* [Request]: Each record needs to be echoed exactly; can you do that?
+++ Source material +++
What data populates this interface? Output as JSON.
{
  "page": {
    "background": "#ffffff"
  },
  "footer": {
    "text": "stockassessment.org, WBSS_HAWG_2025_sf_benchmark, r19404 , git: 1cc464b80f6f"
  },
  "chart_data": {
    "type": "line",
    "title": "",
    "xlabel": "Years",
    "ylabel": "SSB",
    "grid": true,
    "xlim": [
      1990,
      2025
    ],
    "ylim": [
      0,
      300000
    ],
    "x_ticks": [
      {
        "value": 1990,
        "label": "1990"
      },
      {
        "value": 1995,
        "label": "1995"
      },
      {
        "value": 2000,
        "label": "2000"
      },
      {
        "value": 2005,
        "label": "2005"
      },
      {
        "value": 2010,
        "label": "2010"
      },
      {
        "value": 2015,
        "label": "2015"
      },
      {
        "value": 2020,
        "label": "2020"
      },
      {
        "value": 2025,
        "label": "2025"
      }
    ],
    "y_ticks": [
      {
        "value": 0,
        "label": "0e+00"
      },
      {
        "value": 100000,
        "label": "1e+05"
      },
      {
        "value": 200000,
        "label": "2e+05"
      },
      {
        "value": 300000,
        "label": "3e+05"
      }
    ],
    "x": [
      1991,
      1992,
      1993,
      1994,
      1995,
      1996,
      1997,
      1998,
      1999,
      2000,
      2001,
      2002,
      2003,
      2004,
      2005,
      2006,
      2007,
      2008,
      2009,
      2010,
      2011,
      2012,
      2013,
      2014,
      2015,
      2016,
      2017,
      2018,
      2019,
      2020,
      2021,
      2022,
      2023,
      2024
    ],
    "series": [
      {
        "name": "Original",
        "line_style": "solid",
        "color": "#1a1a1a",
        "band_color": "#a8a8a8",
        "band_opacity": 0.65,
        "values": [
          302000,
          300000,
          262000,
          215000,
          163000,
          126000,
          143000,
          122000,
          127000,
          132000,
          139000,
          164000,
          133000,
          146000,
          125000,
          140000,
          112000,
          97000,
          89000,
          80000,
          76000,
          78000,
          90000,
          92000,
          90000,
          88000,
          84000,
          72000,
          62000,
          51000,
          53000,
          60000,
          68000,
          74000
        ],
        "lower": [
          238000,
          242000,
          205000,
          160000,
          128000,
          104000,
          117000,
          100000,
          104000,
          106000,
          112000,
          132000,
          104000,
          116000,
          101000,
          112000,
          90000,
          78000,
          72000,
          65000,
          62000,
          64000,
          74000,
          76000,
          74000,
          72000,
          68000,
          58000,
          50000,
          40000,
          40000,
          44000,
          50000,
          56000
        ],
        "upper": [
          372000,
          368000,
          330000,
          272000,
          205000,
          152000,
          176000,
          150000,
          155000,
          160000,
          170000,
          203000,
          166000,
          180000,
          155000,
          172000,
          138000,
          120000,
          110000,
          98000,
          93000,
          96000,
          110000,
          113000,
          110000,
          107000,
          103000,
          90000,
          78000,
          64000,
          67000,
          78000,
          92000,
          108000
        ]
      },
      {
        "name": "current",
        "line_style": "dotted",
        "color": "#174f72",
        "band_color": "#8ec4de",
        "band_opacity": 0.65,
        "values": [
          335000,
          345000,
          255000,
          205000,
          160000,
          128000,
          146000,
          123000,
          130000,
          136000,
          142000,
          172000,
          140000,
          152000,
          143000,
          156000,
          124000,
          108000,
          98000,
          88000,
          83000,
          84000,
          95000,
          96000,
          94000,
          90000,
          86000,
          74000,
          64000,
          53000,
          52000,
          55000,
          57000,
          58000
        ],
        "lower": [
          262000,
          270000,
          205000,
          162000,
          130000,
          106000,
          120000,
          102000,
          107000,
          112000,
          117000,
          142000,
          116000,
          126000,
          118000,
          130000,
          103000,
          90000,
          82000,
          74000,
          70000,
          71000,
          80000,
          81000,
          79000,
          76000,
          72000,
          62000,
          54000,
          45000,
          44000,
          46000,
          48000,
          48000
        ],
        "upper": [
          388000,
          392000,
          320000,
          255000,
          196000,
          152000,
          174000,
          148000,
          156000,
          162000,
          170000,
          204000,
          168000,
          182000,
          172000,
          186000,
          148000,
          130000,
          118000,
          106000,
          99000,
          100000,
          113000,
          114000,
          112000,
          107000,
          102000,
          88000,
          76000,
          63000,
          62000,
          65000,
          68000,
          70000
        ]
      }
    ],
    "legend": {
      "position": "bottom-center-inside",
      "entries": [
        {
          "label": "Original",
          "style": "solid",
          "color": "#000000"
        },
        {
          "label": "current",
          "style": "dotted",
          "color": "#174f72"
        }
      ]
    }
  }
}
+++
* [Response]:
What data populates this interface? Output as JSON.
{
  "page": {
    "background": "#ffffff"
  },
  "footer": {
    "text": "stockassessment.org, WBSS_HAWG_2025_sf_benchmark, r19404 , git: 1cc464b80f6f"
  },
  "chart_data": {
    "type": "line",
    "title": "",
    "xlabel": "Years",
    "ylabel": "SSB",
    "grid": true,
    "xlim": [
      1990,
      2025
    ],
    "ylim": [
      0,
      300000
    ],
    "x_ticks": [
      {
        "value": 1990,
        "label": "1990"
      },
      {
        "value": 1995,
        "label": "1995"
      },
      {
        "value": 2000,
        "label": "2000"
      },
      {
        "value": 2005,
        "label": "2005"
      },
      {
        "value": 2010,
        "label": "2010"
      },
      {
        "value": 2015,
        "label": "2015"
      },
      {
        "value": 2020,
        "label": "2020"
      },
      {
        "value": 2025,
        "label": "2025"
      }
    ],
    "y_ticks": [
      {
        "value": 0,
        "label": "0e+00"
      },
      {
        "value": 100000,
        "label": "1e+05"
      },
      {
        "value": 200000,
        "label": "2e+05"
      },
      {
        "value": 300000,
        "label": "3e+05"
      }
    ],
    "x": [
      1991,
      1992,
      1993,
      1994,
      1995,
      1996,
      1997,
      1998,
      1999,
      2000,
      2001,
      2002,
      2003,
      2004,
      2005,
      2006,
      2007,
      2008,
      2009,
      2010,
      2011,
      2012,
      2013,
      2014,
      2015,
      2016,
      2017,
      2018,
      2019,
      2020,
      2021,
      2022,
      2023,
      2024
    ],
    "series": [
      {
        "name": "Original",
        "line_style": "solid",
        "color": "#1a1a1a",
        "band_color": "#a8a8a8",
        "band_opacity": 0.65,
        "values": [
          302000,
          300000,
          262000,
          215000,
          163000,
          126000,
          143000,
          122000,
          127000,
          132000,
          139000,
          164000,
          133000,
          146000,
          125000,
          140000,
          112000,
          97000,
          89000,
          80000,
          76000,
          78000,
          90000,
          92000,
          90000,
          88000,
          84000,
          72000,
          62000,
          51000,
          53000,
          60000,
          68000,
          74000
        ],
        "lower": [
          238000,
          242000,
          205000,
          160000,
          128000,
          104000,
          117000,
          100000,
          104000,
          106000,
          112000,
          132000,
          104000,
          116000,
          101000,
          112000,
          90000,
          78000,
          72000,
          65000,
          62000,
          64000,
          74000,
          76000,
          74000,
          72000,
          68000,
          58000,
          50000,
          40000,
          40000,
          44000,
          50000,
          56000
        ],
        "upper": [
          372000,
          368000,
          330000,
          272000,
          205000,
          152000,
          176000,
          150000,
          155000,
          160000,
          170000,
          203000,
          166000,
          180000,
          155000,
          172000,
          138000,
          120000,
          110000,
          98000,
          93000,
          96000,
          110000,
          113000,
          110000,
          107000,
          103000,
          90000,
          78000,
          64000,
          67000,
          78000,
          92000,
          108000
        ]
      },
      {
        "name": "current",
        "line_style": "dotted",
        "color": "#174f72",
        "band_color": "#8ec4de",
        "band_opacity": 0.65,
        "values": [
          335000,
          345000,
          255000,
          205000,
          160000,
          128000,
          146000,
          123000,
          130000,
          136000,
          142000,
          172000,
          140000,
          152000,
          143000,
          156000,
          124000,
          108000,
          98000,
          88000,
          83000,
          84000,
          95000,
          96000,
          94000,
          90000,
          86000,
          74000,
          64000,
          53000,
          52000,
          55000,
          57000,
          58000
        ],
        "lower": [
          262000,
          270000,
          205000,
          162000,
          130000,
          106000,
          120000,
          102000,
          107000,
          112000,
          117000,
          142000,
          116000,
          126000,
          118000,
          130000,
          103000,
          90000,
          82000,
          74000,
          70000,
          71000,
          80000,
          81000,
          79000,
          76000,
          72000,
          62000,
          54000,
          45000,
          44000,
          46000,
          48000,
          48000
        ],
        "upper": [
          388000,
          392000,
          320000,
          255000,
          196000,
          152000,
          174000,
          148000,
          156000,
          162000,
          170000,
          204000,
          168000,
          182000,
          172000,
          186000,
          148000,
          130000,
          118000,
          106000,
          99000,
          100000,
          113000,
          114000,
          112000,
          107000,
          102000,
          88000,
          76000,
          63000,
          62000,
          65000,
          68000,
          70000
        ]
      }
    ],
    "legend": {
      "position": "bottom-center-inside",
      "entries": [
        {
          "label": "Original",
          "style": "solid",
          "color": "#000000"
        },
        {
          "label": "current",
          "style": "dotted",
          "color": "#174f72"
        }
      ]
    }
  }
}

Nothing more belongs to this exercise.